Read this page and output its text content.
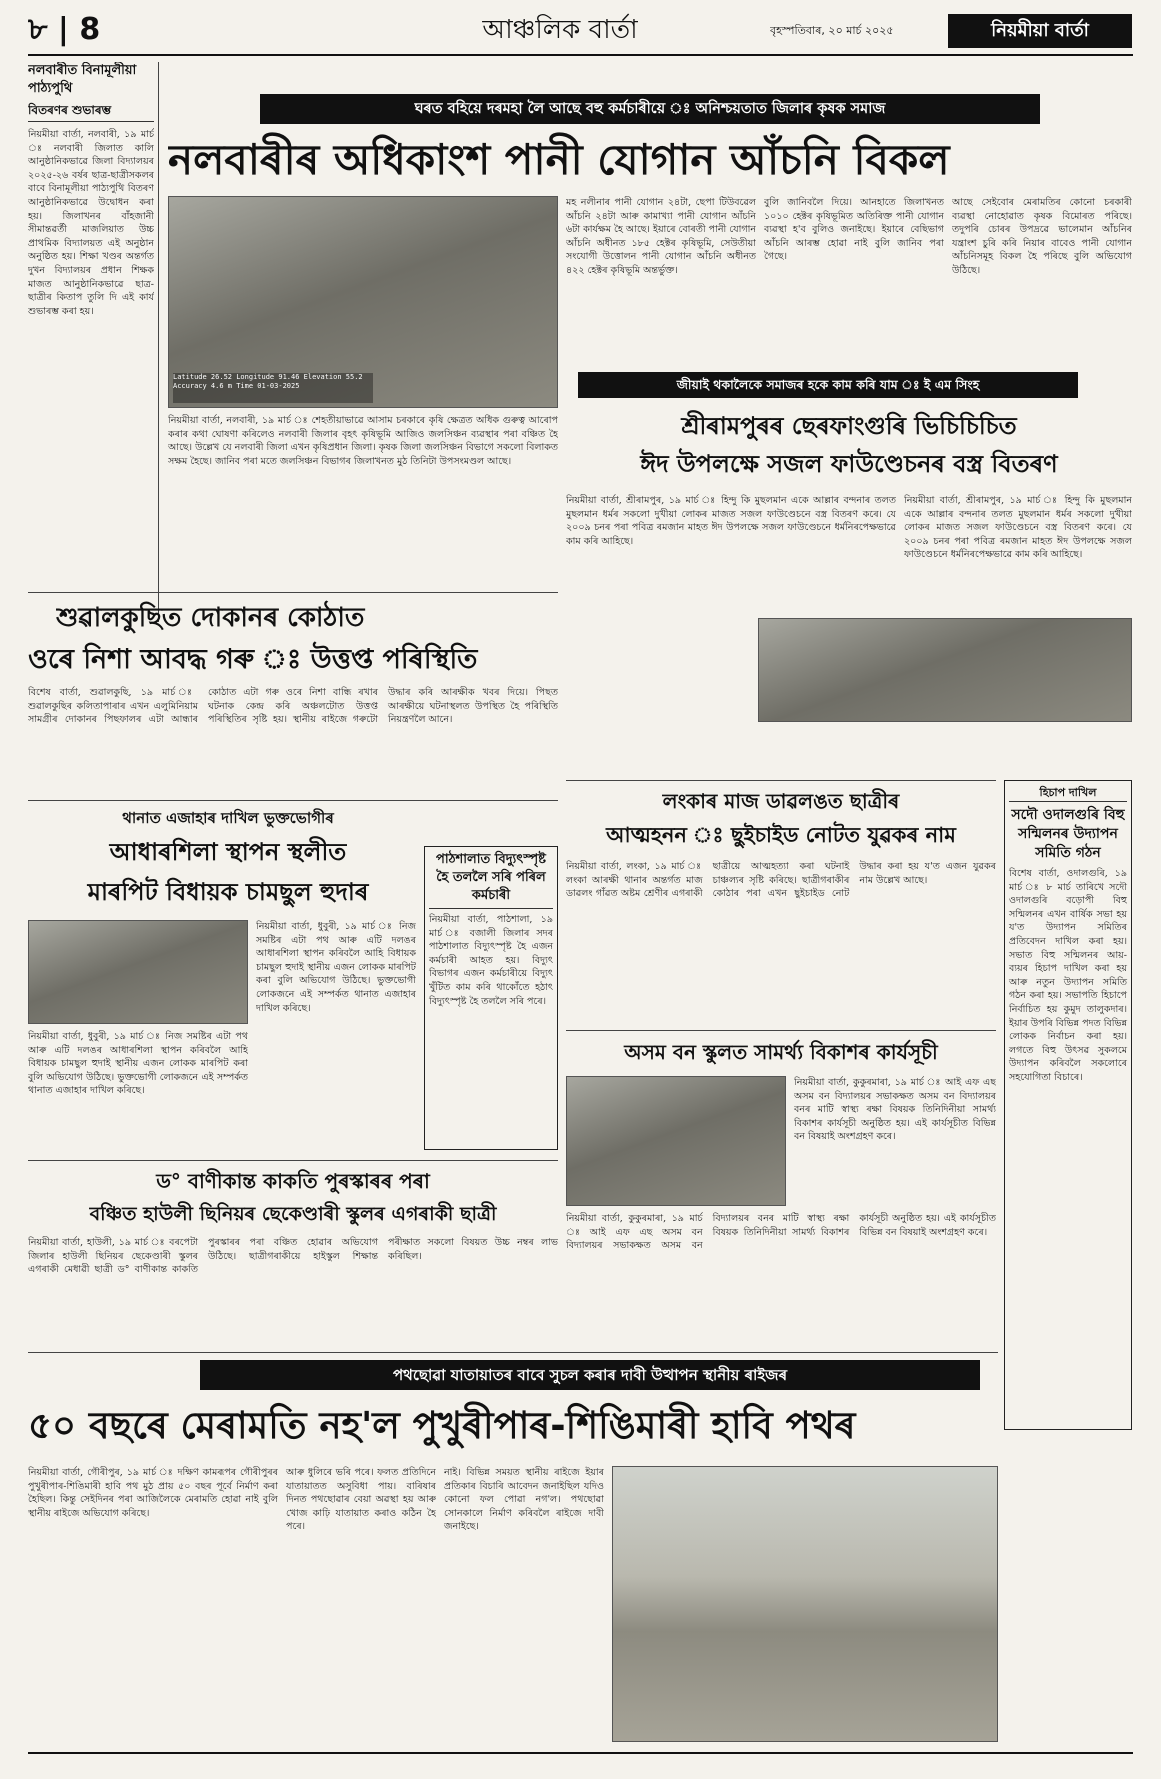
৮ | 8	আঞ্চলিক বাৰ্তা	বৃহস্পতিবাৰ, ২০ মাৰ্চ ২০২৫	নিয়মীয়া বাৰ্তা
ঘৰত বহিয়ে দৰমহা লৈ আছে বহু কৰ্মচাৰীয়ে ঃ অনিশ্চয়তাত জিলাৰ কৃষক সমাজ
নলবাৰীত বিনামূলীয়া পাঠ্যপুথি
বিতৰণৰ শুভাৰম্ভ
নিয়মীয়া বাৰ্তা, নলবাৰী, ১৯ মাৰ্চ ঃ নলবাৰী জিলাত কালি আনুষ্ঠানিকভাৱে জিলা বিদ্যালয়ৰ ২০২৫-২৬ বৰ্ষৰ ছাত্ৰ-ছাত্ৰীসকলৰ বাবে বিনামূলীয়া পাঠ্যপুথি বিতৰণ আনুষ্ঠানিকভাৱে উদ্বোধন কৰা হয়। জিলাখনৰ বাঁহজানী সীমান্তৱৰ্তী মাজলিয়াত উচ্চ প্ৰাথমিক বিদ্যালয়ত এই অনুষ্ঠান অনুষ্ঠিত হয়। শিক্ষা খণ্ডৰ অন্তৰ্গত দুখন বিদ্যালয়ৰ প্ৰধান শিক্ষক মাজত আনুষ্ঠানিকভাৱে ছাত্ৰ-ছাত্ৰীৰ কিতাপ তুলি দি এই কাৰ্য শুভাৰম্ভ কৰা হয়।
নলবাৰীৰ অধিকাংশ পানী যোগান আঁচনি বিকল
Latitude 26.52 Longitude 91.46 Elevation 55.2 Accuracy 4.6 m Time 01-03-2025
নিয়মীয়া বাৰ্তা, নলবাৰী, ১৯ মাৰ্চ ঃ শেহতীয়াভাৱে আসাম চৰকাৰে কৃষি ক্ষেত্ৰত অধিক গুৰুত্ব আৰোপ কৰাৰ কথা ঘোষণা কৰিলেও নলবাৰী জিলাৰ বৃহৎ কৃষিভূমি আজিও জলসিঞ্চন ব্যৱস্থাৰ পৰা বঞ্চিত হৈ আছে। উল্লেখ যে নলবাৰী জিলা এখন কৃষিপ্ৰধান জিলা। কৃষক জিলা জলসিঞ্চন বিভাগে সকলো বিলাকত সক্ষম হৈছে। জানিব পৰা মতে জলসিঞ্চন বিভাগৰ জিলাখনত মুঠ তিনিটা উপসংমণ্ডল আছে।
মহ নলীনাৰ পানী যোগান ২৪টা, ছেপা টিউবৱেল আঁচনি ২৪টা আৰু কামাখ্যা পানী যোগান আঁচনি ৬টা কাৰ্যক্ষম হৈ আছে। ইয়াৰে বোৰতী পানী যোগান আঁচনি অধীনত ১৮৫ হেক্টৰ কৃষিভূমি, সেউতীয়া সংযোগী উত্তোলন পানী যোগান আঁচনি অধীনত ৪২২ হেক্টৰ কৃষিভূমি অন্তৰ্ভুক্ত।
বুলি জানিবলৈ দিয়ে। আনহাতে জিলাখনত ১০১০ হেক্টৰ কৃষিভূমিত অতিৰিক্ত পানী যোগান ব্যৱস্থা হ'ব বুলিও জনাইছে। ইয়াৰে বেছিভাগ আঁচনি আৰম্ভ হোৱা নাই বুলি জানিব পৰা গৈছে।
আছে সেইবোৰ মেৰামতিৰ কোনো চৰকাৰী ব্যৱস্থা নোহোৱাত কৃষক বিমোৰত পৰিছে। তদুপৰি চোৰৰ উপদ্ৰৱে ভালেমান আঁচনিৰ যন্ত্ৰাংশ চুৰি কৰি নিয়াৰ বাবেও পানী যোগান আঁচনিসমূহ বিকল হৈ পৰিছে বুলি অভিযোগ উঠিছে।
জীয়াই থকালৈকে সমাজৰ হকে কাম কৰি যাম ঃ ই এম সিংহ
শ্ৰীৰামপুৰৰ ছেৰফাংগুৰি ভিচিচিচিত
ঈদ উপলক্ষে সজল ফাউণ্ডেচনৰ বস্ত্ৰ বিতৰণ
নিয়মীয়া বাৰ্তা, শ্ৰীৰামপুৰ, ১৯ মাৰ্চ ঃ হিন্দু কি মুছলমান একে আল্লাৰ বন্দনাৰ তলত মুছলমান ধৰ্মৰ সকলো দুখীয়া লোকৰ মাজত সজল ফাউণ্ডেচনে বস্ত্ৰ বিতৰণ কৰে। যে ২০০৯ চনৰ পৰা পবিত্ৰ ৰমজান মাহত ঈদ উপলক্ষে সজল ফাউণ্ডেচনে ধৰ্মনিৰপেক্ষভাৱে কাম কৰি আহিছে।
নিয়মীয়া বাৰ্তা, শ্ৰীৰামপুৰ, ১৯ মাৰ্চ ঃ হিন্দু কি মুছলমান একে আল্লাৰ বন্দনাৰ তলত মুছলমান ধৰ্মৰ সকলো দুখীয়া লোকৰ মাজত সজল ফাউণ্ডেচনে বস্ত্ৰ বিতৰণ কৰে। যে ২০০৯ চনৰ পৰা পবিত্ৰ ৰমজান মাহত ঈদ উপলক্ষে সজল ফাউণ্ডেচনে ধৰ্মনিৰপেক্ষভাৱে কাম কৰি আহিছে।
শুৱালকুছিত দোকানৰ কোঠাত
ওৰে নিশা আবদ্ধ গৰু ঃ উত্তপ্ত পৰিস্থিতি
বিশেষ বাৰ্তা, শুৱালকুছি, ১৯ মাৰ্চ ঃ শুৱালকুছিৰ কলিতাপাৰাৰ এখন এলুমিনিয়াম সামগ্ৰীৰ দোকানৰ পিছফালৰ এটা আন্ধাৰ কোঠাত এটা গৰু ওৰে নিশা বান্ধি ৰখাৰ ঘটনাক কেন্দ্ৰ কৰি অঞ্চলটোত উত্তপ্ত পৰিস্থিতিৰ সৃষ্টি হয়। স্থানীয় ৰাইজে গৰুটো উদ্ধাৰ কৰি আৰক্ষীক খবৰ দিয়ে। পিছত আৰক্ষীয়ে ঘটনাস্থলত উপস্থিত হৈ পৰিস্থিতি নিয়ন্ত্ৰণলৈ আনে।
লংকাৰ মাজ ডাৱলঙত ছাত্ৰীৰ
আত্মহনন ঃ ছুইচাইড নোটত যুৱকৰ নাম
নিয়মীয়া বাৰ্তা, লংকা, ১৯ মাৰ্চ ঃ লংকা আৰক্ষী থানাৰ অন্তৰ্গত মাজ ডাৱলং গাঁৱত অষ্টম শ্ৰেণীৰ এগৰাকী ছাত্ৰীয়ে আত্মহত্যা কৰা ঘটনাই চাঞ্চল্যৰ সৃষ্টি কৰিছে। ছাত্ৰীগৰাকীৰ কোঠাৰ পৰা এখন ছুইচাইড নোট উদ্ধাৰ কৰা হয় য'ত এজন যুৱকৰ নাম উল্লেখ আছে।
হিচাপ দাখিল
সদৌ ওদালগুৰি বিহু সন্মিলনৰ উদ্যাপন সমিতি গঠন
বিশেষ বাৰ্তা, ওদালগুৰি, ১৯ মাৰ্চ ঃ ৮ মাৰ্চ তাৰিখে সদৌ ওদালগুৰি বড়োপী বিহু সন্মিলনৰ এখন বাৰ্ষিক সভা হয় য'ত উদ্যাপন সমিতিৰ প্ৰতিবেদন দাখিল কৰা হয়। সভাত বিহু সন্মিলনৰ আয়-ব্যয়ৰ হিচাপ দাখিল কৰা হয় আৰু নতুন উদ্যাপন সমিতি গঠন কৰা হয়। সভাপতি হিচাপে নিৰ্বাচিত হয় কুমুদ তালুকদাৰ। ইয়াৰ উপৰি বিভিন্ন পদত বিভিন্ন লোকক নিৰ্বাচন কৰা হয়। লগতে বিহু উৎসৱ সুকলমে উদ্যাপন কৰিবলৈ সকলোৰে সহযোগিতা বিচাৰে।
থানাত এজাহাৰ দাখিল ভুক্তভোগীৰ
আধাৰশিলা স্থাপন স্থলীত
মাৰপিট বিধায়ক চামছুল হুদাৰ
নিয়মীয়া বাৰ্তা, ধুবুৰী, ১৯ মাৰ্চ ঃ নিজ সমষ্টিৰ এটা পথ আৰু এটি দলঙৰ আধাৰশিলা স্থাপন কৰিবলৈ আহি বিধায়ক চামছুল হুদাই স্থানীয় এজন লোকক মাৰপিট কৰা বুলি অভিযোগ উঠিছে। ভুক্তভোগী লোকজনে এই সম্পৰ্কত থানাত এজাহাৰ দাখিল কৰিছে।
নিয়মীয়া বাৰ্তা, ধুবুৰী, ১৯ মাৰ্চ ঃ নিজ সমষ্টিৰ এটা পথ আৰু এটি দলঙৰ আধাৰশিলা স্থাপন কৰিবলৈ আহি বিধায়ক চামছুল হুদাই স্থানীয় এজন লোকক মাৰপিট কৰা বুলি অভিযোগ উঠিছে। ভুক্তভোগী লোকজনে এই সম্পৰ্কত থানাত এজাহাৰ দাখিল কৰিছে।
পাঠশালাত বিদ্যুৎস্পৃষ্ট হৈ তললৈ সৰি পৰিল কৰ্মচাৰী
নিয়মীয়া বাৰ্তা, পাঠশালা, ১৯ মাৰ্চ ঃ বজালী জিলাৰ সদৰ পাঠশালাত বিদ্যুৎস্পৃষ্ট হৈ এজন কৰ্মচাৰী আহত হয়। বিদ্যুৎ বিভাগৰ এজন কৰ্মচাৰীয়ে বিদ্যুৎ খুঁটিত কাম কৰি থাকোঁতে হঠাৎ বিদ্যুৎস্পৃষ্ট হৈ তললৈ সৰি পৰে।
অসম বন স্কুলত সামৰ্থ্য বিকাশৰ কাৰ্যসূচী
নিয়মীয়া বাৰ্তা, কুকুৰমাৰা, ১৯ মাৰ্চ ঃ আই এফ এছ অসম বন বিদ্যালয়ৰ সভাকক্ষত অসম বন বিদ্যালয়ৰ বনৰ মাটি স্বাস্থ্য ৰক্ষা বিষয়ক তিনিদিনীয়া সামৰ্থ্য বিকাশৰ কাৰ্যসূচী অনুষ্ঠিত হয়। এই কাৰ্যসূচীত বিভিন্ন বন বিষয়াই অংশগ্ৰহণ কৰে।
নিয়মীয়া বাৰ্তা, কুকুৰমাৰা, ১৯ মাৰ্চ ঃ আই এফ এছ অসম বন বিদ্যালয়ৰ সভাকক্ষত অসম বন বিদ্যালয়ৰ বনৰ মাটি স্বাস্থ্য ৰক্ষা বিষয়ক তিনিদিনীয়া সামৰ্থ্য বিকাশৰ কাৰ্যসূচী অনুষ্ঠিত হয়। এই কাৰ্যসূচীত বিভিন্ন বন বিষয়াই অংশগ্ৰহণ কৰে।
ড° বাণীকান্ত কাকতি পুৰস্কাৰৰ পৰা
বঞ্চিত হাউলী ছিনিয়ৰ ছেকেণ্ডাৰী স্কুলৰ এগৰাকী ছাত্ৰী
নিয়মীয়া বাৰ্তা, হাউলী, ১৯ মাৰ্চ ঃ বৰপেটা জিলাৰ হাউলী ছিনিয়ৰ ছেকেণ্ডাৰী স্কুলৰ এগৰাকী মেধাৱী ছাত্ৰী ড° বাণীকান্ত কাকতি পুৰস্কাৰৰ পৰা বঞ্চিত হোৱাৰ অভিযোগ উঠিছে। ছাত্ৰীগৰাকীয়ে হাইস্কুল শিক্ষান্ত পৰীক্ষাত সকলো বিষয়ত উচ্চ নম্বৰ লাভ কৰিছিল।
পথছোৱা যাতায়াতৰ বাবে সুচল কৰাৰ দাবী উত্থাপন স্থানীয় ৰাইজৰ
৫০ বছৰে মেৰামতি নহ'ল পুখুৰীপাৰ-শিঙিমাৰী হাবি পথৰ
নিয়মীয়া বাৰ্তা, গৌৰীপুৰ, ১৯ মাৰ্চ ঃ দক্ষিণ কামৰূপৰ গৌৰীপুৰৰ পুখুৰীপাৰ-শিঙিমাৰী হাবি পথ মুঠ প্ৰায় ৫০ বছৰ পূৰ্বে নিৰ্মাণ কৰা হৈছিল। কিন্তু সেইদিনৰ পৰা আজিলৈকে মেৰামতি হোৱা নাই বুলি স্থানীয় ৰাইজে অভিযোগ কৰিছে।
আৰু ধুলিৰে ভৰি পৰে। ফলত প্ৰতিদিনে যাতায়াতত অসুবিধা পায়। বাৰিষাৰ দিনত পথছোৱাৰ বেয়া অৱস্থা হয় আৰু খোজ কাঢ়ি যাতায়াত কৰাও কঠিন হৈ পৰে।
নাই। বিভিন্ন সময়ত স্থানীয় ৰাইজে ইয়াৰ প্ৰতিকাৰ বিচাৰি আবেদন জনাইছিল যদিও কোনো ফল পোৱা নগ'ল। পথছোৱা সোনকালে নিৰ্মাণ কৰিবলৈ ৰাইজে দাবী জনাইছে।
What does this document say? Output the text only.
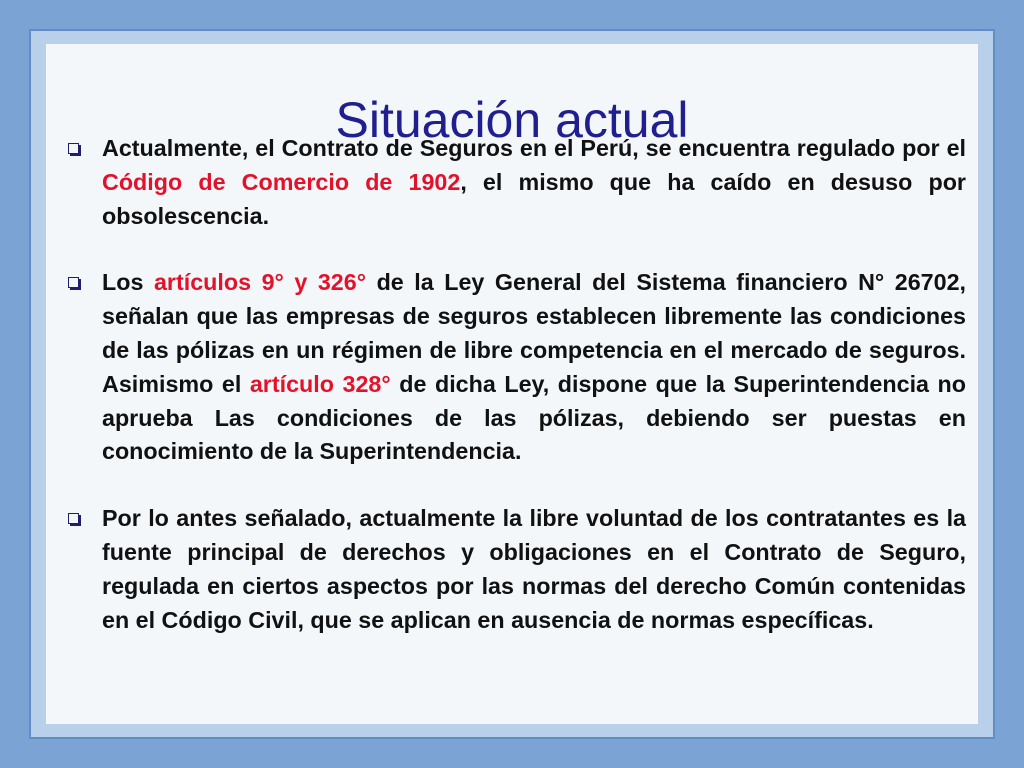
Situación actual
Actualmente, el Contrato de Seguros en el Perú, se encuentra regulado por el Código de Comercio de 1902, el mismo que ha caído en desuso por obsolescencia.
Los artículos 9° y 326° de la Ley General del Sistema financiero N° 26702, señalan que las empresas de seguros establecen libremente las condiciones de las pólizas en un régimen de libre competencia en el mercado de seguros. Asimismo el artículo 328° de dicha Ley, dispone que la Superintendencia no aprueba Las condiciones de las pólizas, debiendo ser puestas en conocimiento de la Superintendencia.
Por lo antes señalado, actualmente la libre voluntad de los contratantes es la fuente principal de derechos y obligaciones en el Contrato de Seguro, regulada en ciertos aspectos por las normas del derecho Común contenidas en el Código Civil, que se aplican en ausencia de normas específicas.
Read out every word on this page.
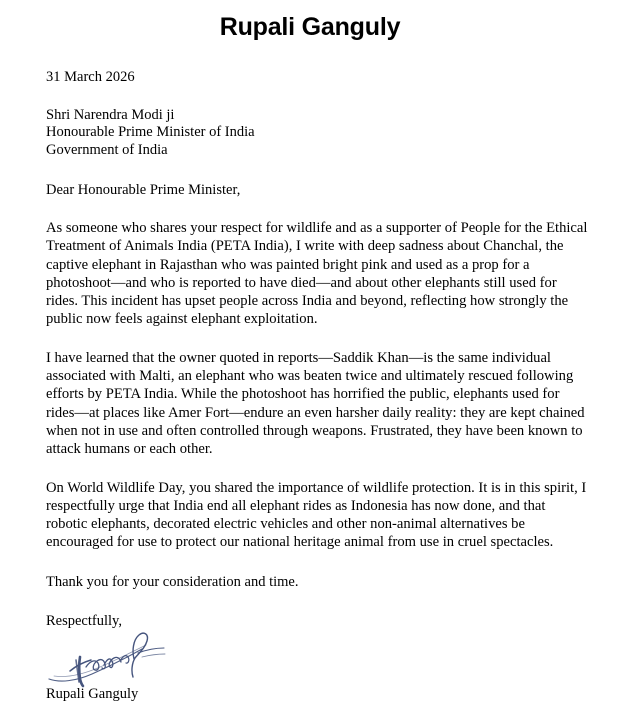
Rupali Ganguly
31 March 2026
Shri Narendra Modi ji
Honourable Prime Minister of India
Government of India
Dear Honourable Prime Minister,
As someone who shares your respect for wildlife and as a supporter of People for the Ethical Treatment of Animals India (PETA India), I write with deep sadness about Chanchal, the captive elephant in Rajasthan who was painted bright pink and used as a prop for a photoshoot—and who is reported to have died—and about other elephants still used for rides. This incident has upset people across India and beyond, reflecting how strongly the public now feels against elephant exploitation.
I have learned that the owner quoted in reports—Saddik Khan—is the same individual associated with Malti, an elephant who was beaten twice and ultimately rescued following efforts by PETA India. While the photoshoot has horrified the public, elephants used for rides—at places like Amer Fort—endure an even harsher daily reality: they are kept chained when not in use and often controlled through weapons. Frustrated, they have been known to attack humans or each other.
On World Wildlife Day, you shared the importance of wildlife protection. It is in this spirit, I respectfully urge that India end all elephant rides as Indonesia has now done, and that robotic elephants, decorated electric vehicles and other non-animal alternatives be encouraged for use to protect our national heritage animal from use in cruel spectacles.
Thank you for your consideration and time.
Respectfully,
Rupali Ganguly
-------
_What to do:_ Say, as a number only, how many lines of the data contain "that".

_Output for this exercise:_ 2